Collected data:
++++++++++
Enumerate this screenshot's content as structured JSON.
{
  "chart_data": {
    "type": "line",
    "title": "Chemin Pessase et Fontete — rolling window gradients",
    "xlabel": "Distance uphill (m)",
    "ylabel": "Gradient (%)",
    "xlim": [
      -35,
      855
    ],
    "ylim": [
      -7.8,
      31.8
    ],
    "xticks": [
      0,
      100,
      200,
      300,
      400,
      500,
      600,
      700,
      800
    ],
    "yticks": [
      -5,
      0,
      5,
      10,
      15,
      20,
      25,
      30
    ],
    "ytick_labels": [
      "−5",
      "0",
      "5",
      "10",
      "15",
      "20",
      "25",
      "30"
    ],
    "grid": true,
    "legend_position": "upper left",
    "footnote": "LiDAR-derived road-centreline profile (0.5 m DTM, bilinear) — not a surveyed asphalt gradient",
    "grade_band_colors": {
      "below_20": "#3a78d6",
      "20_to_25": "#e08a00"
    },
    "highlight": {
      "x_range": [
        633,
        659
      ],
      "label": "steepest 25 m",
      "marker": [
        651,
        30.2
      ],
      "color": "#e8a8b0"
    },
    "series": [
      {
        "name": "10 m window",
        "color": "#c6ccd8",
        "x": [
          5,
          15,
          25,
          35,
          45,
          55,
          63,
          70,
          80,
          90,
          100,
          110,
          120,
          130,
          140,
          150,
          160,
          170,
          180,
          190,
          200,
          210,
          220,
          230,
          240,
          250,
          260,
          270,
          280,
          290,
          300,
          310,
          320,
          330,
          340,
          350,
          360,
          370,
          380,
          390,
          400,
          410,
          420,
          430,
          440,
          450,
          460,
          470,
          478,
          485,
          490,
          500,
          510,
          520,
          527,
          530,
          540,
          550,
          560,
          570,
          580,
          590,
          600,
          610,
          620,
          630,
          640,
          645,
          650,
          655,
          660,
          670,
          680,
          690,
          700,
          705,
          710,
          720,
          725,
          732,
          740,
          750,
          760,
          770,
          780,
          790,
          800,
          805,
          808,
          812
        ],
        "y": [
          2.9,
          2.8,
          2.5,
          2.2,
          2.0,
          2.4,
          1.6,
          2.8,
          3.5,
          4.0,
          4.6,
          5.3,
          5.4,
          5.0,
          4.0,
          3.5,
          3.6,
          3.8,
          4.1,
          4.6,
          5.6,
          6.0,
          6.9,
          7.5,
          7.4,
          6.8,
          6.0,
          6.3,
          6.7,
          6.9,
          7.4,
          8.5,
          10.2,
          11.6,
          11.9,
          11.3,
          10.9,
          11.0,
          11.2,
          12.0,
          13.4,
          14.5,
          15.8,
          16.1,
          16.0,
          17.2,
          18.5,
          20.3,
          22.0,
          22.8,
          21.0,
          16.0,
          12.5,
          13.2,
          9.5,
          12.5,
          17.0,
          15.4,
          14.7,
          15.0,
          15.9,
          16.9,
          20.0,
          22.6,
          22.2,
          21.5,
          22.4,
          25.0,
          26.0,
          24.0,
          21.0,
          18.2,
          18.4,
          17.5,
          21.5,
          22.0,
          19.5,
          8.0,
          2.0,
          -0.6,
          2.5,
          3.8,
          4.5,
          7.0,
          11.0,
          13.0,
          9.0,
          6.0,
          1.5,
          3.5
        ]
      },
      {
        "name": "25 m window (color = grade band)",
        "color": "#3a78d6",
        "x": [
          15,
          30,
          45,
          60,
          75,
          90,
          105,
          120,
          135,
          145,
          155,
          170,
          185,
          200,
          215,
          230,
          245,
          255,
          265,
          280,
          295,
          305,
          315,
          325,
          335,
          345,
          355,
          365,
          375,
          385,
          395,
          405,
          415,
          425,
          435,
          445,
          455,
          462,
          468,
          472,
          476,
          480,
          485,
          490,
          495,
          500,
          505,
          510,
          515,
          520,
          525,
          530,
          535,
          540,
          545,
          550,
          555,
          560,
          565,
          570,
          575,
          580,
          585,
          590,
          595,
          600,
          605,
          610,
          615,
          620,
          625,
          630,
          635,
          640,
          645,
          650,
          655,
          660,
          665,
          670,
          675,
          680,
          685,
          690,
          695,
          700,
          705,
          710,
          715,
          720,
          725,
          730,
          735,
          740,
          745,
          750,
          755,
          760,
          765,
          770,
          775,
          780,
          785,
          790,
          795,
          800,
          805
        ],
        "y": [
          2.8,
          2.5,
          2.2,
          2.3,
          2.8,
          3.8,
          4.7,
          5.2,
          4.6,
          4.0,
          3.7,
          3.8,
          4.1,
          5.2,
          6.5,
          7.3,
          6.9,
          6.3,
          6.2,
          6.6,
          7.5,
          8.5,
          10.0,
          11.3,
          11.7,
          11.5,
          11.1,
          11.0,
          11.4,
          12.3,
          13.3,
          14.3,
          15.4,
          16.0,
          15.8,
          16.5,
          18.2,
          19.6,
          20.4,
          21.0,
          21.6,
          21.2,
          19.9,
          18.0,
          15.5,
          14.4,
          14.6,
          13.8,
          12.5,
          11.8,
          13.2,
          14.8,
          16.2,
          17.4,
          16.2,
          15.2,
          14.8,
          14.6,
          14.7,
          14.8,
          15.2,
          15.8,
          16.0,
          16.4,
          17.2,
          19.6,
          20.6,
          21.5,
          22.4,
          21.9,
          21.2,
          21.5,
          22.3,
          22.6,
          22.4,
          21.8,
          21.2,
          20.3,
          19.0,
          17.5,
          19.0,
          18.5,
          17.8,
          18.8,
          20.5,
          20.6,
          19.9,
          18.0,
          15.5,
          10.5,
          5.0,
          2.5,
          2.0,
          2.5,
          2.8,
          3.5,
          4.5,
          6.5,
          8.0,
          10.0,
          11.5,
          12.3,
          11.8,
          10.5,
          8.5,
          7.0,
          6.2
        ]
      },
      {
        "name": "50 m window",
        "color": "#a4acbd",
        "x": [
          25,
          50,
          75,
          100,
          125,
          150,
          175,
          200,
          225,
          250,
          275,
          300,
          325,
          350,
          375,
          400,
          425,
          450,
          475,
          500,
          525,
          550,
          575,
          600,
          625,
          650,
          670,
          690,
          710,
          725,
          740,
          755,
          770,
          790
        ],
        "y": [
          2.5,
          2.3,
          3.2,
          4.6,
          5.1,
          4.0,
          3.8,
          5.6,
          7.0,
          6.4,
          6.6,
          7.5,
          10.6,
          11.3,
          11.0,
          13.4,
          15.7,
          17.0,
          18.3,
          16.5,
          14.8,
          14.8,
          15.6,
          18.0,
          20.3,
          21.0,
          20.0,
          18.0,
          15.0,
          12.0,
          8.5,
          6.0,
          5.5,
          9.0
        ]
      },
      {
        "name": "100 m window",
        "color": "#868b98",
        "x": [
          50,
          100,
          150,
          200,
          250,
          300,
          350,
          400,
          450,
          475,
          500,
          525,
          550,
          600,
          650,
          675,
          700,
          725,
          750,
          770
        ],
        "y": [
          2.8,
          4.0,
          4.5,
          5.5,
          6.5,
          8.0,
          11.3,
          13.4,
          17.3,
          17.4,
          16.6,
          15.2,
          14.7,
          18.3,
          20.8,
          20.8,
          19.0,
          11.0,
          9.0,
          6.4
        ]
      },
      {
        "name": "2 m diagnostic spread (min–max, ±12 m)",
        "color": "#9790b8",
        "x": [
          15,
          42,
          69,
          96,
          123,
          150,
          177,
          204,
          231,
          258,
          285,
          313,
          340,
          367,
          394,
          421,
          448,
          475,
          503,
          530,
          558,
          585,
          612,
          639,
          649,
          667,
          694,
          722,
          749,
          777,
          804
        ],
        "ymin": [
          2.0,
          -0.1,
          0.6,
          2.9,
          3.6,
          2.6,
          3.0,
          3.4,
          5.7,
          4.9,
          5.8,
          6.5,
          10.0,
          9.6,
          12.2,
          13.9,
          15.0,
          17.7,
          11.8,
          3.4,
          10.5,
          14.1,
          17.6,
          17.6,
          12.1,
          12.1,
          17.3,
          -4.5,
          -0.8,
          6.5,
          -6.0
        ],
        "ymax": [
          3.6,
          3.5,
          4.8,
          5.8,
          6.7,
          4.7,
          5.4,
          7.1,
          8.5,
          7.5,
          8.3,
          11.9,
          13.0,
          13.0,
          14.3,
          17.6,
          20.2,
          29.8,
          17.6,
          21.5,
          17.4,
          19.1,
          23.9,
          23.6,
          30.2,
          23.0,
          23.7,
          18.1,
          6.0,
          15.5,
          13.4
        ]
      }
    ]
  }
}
++++++++++
**Goal:** Find the string "name" in the entries above and return each line that holds it.

**Response below:**
        "name": "10 m window",
        "name": "25 m window (color = grade band)",
        "name": "50 m window",
        "name": "100 m window",
        "name": "2 m diagnostic spread (min–max, ±12 m)",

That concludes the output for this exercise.